===== Text shown =====

ZZTop cancels show for safety reasons

JohnD

Well-Known Member
Fight Leukemia
I would hate to own a Thomas roof right now. No one wants to play under those things anymore. At least the price of scrap aluminum is high....

Any word on what the actual reason for the cancelation was? Granted, all riders have this clause in them:


P. FORCE MAJEURE
1. ARTIST'S obligation to perform hereunder shall be excused and neither ARTIST nor PROMOTER shall have any claims for damages
with respect to the affected performance, if the ARTIST'S performance is rendered impossible or unfeasible as a result of:
(a) Illness, death, incapacity to perform or injury to any member of ARTIST'S group.
(b) Accident.
(c) Fire.
(d) Riot or other manifest of civil disorder.
(e) Strike, lockout or other forms of labor difficulties.
(f) Act of God.
(g) An act of order, rule or regulation of any public authority or court.
(h) Failure of power or other essential service, provided all possible provisions were made by Promoter to provide proper power as
defined in this rider.
(I) Failure of technical facilities provided all possible provisions were made by Promoter to provide
proper facilities as defined in this rider.
(j) Failure or delay of transportation not within ARTIST'S reasonable control and/or
(k) Any similar or dissimilar cause beyond ARTIST'S reasonable control. In the event of either a
power or a technical problem due to circumstances within PROMOTER'S contro1,'or any riot or other
manifestations of civil disorder in, around, or near the venue, which in ARTIST'S reasonable good
faith judgment, might result in personal injury to or damage any property of ARTIST or ARTIST'S
employees or representatives, ARTIST shall have the following rights:
1. ARTIST or ARTIST'S representative, at the ARTIST'S sole discretion, may thereupon
terminate the contract without liability of any kind to PROMOTER.
2. ARTIST shall have no further obligation to fulfill the contract.
3. ARTIST or ARTIST'S booking agent shall retain all amounts therefore paid to ARTIST by
PROMOTER.
4. PROMOTER shall remain liable to ARTIST for any additional compensation herein provided and
5. ARTIST shall also be entitled to exercise all remedies then available to ARTIST at law or
equity, provided that ARTIST is ready, willing and able to perform pursuant to terms hereof.
Payment of any guaranteed compensation hereunder shall be made to ARTIST or ARTIST'S
agent notwithstanding that inclement weather may render a performance impossible or
unfeasible.

Looks like the promoter is out their deposit. I would really have like to be a fly on the wall in those meetings/phone calls/emails.
 
...Any word on what the actual reason for the cancellation was? ...
From a post on The Facebook:
I want us to all give a big shout out to Roland Castillo of IATSE 134 San Jose who is the Head Rigger on the ZZ Top tour. He was responsible for calling the ZZ Top / 3 Doors Down show at the Wind Creek Hotel and Casino in Atmore, Alabama last week. The show was called due to unsafe Stage and Rigging/Roof conditions. It was a TOTAL FAIL. This could have easily been the next disaster if Roland hadn’t been on top of things and I think we should be grateful for him having the experience and the balls to step and and SPEAK UP. Luckily the TM, PM and crews for both bands trusted his judgment and stood behind him--let's all take a lesson from Roland and SPEAK UP when things are unsafe. That is the ONLY WAY we are going to make things change and also make sure that we all get to go home each night after every gig. NOBODY including crew, artists or audience should ever have to die for a show.

===== Stored records =====

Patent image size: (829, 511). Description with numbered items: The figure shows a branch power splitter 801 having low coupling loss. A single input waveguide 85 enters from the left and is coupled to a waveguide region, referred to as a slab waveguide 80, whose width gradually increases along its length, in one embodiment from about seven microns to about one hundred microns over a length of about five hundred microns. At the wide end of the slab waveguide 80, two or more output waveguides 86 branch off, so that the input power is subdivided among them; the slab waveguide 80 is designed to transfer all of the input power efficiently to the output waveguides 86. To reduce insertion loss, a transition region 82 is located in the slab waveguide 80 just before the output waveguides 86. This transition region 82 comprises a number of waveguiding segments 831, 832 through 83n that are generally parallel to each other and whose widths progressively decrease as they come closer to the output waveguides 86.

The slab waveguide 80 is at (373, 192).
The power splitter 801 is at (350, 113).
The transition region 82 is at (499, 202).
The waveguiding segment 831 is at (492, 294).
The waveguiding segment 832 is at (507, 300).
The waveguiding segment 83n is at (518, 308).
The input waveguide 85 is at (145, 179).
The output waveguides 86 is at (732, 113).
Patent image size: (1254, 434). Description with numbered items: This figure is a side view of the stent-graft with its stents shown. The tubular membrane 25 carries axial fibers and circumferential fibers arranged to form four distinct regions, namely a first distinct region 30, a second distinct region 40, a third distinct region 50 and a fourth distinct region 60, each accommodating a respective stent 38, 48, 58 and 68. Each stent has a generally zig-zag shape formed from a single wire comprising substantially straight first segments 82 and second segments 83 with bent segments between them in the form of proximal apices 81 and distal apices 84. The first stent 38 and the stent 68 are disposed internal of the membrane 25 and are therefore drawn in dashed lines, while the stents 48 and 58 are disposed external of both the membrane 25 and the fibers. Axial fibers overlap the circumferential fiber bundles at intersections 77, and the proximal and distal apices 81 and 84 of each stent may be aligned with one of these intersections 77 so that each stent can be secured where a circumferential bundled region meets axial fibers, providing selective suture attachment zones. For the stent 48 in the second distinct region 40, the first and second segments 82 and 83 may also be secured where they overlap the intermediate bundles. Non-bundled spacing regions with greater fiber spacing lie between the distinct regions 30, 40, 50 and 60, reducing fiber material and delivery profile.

=====

Answer these about the forum thread on the ZZ Top cancellation:
(a) In the first post, what price does the writer say is high?
(b) Under the rider clause, guaranteed compensation is still paid even if what may make a performance impossible or unfeasible?
(c) Who was the Head Rigger on the ZZ Top tour, according to the Facebook post?

(a) The price of scrap aluminum.
(b) Inclement weather.
(c) Roland Castillo of IATSE 134 San Jose.